* _PROBLEM TO SOLVE_
Print every record below exactly as written.

═════ INFORMATION SUPPLIED ═════

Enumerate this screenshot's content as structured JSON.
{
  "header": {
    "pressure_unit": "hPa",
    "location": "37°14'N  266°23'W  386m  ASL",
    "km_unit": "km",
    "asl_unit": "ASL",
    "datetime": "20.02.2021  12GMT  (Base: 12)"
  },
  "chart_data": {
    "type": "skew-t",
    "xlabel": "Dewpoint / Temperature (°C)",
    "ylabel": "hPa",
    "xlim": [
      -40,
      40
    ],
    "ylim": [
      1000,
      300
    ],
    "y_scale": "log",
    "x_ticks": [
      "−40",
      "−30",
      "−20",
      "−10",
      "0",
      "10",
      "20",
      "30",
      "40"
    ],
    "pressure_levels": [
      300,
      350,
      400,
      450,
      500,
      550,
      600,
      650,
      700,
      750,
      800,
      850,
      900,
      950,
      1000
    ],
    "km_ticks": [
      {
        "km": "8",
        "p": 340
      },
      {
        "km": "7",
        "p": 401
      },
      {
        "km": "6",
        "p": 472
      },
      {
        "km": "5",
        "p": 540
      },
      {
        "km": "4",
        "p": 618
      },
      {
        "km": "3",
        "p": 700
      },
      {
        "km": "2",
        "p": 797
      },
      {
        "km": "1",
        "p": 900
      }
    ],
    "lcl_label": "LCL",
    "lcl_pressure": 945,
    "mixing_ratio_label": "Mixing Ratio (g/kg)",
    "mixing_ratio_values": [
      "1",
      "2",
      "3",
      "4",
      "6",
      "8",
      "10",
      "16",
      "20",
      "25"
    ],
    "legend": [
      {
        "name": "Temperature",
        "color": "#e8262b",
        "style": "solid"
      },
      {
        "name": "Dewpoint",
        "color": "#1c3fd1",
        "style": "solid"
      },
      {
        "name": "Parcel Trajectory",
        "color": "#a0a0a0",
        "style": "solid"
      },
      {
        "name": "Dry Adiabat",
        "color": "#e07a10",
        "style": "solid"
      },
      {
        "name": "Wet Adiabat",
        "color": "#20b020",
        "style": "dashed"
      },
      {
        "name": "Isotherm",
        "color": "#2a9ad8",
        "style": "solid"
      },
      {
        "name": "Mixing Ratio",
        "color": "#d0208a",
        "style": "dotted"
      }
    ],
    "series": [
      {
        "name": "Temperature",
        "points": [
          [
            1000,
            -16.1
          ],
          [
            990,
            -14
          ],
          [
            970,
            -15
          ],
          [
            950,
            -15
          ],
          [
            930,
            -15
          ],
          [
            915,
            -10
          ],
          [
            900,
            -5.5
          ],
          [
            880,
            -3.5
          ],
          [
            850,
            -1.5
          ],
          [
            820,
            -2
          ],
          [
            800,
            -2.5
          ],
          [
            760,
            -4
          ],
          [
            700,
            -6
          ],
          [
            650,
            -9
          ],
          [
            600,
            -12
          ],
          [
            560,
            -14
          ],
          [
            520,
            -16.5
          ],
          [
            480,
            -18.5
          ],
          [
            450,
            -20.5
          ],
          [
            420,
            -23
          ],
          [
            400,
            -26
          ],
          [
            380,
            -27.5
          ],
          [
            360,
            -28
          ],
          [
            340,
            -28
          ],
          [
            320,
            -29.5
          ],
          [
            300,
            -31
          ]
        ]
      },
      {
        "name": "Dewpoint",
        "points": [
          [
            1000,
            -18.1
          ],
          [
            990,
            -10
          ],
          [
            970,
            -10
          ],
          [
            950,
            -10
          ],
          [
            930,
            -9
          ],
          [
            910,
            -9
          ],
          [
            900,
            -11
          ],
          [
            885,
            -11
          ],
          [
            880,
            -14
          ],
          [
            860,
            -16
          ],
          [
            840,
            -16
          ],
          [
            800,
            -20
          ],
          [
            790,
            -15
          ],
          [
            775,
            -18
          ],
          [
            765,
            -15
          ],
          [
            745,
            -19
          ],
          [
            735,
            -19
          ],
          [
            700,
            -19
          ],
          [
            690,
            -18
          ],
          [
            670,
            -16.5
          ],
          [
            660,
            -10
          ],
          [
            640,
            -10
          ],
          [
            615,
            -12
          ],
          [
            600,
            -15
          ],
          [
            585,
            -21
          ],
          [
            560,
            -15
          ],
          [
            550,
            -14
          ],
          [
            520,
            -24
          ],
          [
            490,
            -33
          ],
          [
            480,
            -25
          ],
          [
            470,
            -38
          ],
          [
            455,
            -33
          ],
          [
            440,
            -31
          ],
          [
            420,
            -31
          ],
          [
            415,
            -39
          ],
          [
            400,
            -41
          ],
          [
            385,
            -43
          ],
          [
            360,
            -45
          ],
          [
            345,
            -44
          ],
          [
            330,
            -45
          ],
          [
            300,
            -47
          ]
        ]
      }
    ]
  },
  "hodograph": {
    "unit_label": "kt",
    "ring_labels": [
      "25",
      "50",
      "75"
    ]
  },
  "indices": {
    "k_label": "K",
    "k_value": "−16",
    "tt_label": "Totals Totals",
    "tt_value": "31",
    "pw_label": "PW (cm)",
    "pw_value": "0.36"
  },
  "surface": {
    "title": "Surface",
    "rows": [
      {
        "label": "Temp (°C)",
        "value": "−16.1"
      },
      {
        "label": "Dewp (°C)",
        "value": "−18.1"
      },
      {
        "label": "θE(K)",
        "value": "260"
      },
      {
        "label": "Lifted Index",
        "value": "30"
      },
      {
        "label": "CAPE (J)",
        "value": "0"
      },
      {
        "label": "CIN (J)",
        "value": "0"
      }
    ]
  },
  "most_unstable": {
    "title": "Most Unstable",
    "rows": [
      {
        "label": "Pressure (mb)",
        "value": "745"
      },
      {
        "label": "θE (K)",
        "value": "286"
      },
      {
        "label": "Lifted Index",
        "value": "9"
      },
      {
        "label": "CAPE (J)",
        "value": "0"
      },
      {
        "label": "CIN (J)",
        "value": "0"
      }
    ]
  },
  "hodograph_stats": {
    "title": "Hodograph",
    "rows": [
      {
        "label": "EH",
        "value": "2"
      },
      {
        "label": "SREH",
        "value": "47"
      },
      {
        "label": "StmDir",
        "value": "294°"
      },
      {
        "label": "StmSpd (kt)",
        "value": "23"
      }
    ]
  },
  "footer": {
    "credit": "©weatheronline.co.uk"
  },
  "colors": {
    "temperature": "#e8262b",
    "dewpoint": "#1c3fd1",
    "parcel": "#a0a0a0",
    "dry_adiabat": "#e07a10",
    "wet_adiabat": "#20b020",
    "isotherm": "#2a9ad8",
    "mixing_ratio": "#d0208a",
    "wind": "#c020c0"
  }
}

═════

* _EXPECTED ANSWER_
Enumerate this screenshot's content as structured JSON.
{
  "header": {
    "pressure_unit": "hPa",
    "location": "37°14'N  266°23'W  386m  ASL",
    "km_unit": "km",
    "asl_unit": "ASL",
    "datetime": "20.02.2021  12GMT  (Base: 12)"
  },
  "chart_data": {
    "type": "skew-t",
    "xlabel": "Dewpoint / Temperature (°C)",
    "ylabel": "hPa",
    "xlim": [
      -40,
      40
    ],
    "ylim": [
      1000,
      300
    ],
    "y_scale": "log",
    "x_ticks": [
      "−40",
      "−30",
      "−20",
      "−10",
      "0",
      "10",
      "20",
      "30",
      "40"
    ],
    "pressure_levels": [
      300,
      350,
      400,
      450,
      500,
      550,
      600,
      650,
      700,
      750,
      800,
      850,
      900,
      950,
      1000
    ],
    "km_ticks": [
      {
        "km": "8",
        "p": 340
      },
      {
        "km": "7",
        "p": 401
      },
      {
        "km": "6",
        "p": 472
      },
      {
        "km": "5",
        "p": 540
      },
      {
        "km": "4",
        "p": 618
      },
      {
        "km": "3",
        "p": 700
      },
      {
        "km": "2",
        "p": 797
      },
      {
        "km": "1",
        "p": 900
      }
    ],
    "lcl_label": "LCL",
    "lcl_pressure": 945,
    "mixing_ratio_label": "Mixing Ratio (g/kg)",
    "mixing_ratio_values": [
      "1",
      "2",
      "3",
      "4",
      "6",
      "8",
      "10",
      "16",
      "20",
      "25"
    ],
    "legend": [
      {
        "name": "Temperature",
        "color": "#e8262b",
        "style": "solid"
      },
      {
        "name": "Dewpoint",
        "color": "#1c3fd1",
        "style": "solid"
      },
      {
        "name": "Parcel Trajectory",
        "color": "#a0a0a0",
        "style": "solid"
      },
      {
        "name": "Dry Adiabat",
        "color": "#e07a10",
        "style": "solid"
      },
      {
        "name": "Wet Adiabat",
        "color": "#20b020",
        "style": "dashed"
      },
      {
        "name": "Isotherm",
        "color": "#2a9ad8",
        "style": "solid"
      },
      {
        "name": "Mixing Ratio",
        "color": "#d0208a",
        "style": "dotted"
      }
    ],
    "series": [
      {
        "name": "Temperature",
        "points": [
          [
            1000,
            -16.1
          ],
          [
            990,
            -14
          ],
          [
            970,
            -15
          ],
          [
            950,
            -15
          ],
          [
            930,
            -15
          ],
          [
            915,
            -10
          ],
          [
            900,
            -5.5
          ],
          [
            880,
            -3.5
          ],
          [
            850,
            -1.5
          ],
          [
            820,
            -2
          ],
          [
            800,
            -2.5
          ],
          [
            760,
            -4
          ],
          [
            700,
            -6
          ],
          [
            650,
            -9
          ],
          [
            600,
            -12
          ],
          [
            560,
            -14
          ],
          [
            520,
            -16.5
          ],
          [
            480,
            -18.5
          ],
          [
            450,
            -20.5
          ],
          [
            420,
            -23
          ],
          [
            400,
            -26
          ],
          [
            380,
            -27.5
          ],
          [
            360,
            -28
          ],
          [
            340,
            -28
          ],
          [
            320,
            -29.5
          ],
          [
            300,
            -31
          ]
        ]
      },
      {
        "name": "Dewpoint",
        "points": [
          [
            1000,
            -18.1
          ],
          [
            990,
            -10
          ],
          [
            970,
            -10
          ],
          [
            950,
            -10
          ],
          [
            930,
            -9
          ],
          [
            910,
            -9
          ],
          [
            900,
            -11
          ],
          [
            885,
            -11
          ],
          [
            880,
            -14
          ],
          [
            860,
            -16
          ],
          [
            840,
            -16
          ],
          [
            800,
            -20
          ],
          [
            790,
            -15
          ],
          [
            775,
            -18
          ],
          [
            765,
            -15
          ],
          [
            745,
            -19
          ],
          [
            735,
            -19
          ],
          [
            700,
            -19
          ],
          [
            690,
            -18
          ],
          [
            670,
            -16.5
          ],
          [
            660,
            -10
          ],
          [
            640,
            -10
          ],
          [
            615,
            -12
          ],
          [
            600,
            -15
          ],
          [
            585,
            -21
          ],
          [
            560,
            -15
          ],
          [
            550,
            -14
          ],
          [
            520,
            -24
          ],
          [
            490,
            -33
          ],
          [
            480,
            -25
          ],
          [
            470,
            -38
          ],
          [
            455,
            -33
          ],
          [
            440,
            -31
          ],
          [
            420,
            -31
          ],
          [
            415,
            -39
          ],
          [
            400,
            -41
          ],
          [
            385,
            -43
          ],
          [
            360,
            -45
          ],
          [
            345,
            -44
          ],
          [
            330,
            -45
          ],
          [
            300,
            -47
          ]
        ]
      }
    ]
  },
  "hodograph": {
    "unit_label": "kt",
    "ring_labels": [
      "25",
      "50",
      "75"
    ]
  },
  "indices": {
    "k_label": "K",
    "k_value": "−16",
    "tt_label": "Totals Totals",
    "tt_value": "31",
    "pw_label": "PW (cm)",
    "pw_value": "0.36"
  },
  "surface": {
    "title": "Surface",
    "rows": [
      {
        "label": "Temp (°C)",
        "value": "−16.1"
      },
      {
        "label": "Dewp (°C)",
        "value": "−18.1"
      },
      {
        "label": "θE(K)",
        "value": "260"
      },
      {
        "label": "Lifted Index",
        "value": "30"
      },
      {
        "label": "CAPE (J)",
        "value": "0"
      },
      {
        "label": "CIN (J)",
        "value": "0"
      }
    ]
  },
  "most_unstable": {
    "title": "Most Unstable",
    "rows": [
      {
        "label": "Pressure (mb)",
        "value": "745"
      },
      {
        "label": "θE (K)",
        "value": "286"
      },
      {
        "label": "Lifted Index",
        "value": "9"
      },
      {
        "label": "CAPE (J)",
        "value": "0"
      },
      {
        "label": "CIN (J)",
        "value": "0"
      }
    ]
  },
  "hodograph_stats": {
    "title": "Hodograph",
    "rows": [
      {
        "label": "EH",
        "value": "2"
      },
      {
        "label": "SREH",
        "value": "47"
      },
      {
        "label": "StmDir",
        "value": "294°"
      },
      {
        "label": "StmSpd (kt)",
        "value": "23"
      }
    ]
  },
  "footer": {
    "credit": "©weatheronline.co.uk"
  },
  "colors": {
    "temperature": "#e8262b",
    "dewpoint": "#1c3fd1",
    "parcel": "#a0a0a0",
    "dry_adiabat": "#e07a10",
    "wet_adiabat": "#20b020",
    "isotherm": "#2a9ad8",
    "mixing_ratio": "#d0208a",
    "wind": "#c020c0"
  }
}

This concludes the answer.